— PROBLEM TO WORK ON —
Check each line of the listing for the word "unit" and report how many lines contain it, giving nothing but the number.

— RAW RECORDS —

___

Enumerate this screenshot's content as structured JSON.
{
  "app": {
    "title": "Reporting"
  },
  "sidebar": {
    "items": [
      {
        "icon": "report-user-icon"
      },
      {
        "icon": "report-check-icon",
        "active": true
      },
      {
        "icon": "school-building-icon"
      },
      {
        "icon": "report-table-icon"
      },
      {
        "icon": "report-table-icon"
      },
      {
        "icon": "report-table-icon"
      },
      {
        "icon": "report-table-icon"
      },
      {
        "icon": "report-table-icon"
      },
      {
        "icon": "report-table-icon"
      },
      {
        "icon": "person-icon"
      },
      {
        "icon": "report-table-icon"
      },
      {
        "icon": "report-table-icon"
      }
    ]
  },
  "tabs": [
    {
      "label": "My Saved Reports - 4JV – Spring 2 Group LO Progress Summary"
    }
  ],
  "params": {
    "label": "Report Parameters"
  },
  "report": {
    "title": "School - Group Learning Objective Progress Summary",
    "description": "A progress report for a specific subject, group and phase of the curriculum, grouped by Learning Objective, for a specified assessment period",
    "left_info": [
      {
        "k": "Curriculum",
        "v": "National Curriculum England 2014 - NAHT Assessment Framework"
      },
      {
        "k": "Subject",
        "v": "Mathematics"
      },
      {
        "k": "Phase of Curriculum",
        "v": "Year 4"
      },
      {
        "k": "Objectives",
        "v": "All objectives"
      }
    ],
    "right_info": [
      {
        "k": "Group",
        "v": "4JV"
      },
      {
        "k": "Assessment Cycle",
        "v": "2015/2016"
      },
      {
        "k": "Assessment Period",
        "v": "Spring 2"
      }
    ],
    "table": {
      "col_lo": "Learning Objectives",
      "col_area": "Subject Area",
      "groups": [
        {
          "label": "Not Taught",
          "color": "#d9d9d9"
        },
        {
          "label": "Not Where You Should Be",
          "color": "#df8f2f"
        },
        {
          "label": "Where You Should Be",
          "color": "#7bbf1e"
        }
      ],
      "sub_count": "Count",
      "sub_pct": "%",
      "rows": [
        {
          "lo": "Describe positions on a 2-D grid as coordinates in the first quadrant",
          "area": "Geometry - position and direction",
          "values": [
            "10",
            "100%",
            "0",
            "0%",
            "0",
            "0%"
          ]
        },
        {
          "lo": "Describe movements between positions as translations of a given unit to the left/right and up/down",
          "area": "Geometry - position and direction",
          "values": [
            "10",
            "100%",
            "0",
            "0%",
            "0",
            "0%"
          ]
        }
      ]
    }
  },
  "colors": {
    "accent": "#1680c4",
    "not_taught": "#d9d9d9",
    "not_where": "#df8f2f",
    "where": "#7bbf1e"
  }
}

___

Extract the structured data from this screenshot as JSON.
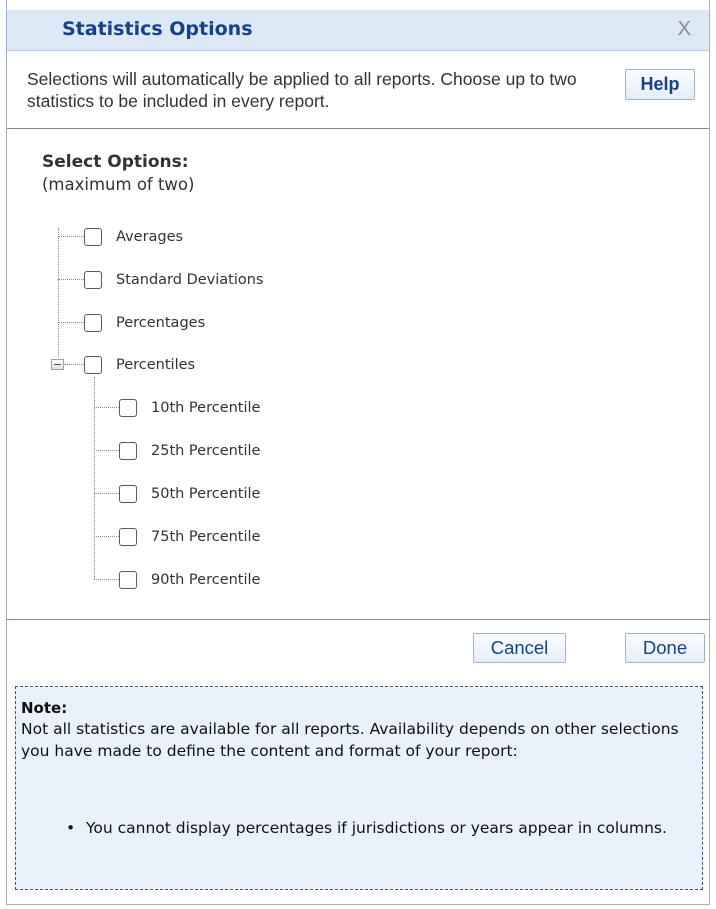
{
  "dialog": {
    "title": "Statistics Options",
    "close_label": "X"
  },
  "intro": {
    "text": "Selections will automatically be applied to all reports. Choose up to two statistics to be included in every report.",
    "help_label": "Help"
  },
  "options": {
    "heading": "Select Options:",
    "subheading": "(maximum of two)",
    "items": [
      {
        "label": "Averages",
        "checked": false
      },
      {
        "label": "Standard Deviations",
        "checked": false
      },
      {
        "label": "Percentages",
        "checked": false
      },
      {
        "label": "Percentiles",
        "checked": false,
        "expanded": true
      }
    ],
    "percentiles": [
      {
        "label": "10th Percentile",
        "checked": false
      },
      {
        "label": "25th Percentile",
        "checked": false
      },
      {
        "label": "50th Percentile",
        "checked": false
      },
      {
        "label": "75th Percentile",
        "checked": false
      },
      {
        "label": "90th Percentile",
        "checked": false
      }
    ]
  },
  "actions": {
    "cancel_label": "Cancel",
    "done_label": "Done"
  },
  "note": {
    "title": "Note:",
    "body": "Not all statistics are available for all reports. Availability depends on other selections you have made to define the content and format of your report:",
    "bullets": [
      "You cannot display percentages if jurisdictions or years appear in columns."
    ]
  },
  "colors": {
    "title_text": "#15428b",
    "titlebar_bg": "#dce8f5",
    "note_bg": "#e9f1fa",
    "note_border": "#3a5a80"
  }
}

___

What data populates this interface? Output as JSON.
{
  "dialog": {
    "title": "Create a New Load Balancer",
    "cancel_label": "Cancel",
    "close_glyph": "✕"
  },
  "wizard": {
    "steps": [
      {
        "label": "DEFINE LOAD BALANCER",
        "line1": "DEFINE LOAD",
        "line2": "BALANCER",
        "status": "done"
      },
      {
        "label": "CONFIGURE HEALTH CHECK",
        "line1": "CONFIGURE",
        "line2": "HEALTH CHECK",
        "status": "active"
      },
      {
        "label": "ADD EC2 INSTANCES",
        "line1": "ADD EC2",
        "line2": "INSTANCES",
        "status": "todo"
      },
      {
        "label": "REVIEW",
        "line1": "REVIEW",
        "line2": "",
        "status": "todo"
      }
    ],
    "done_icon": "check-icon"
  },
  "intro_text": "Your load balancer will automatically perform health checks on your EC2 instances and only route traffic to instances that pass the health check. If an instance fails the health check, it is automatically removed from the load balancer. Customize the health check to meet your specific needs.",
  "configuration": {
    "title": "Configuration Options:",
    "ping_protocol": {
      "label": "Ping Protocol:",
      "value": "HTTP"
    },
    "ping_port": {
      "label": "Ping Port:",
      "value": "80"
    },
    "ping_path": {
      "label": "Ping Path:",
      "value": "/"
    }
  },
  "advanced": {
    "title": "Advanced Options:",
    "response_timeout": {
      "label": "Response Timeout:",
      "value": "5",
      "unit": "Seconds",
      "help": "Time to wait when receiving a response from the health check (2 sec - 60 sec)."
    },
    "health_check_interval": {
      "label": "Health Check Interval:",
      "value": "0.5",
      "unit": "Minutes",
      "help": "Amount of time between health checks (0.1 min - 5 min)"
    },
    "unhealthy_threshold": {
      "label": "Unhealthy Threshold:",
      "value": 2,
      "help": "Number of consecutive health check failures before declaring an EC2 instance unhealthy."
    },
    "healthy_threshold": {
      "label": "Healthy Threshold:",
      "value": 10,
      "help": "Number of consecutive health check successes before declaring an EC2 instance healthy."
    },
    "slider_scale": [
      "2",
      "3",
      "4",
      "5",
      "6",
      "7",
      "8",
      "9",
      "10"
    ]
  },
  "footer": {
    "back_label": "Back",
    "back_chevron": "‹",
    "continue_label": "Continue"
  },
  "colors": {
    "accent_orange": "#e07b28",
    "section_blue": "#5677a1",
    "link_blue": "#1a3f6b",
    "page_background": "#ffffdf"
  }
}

___

— TASK RESPONSE —
3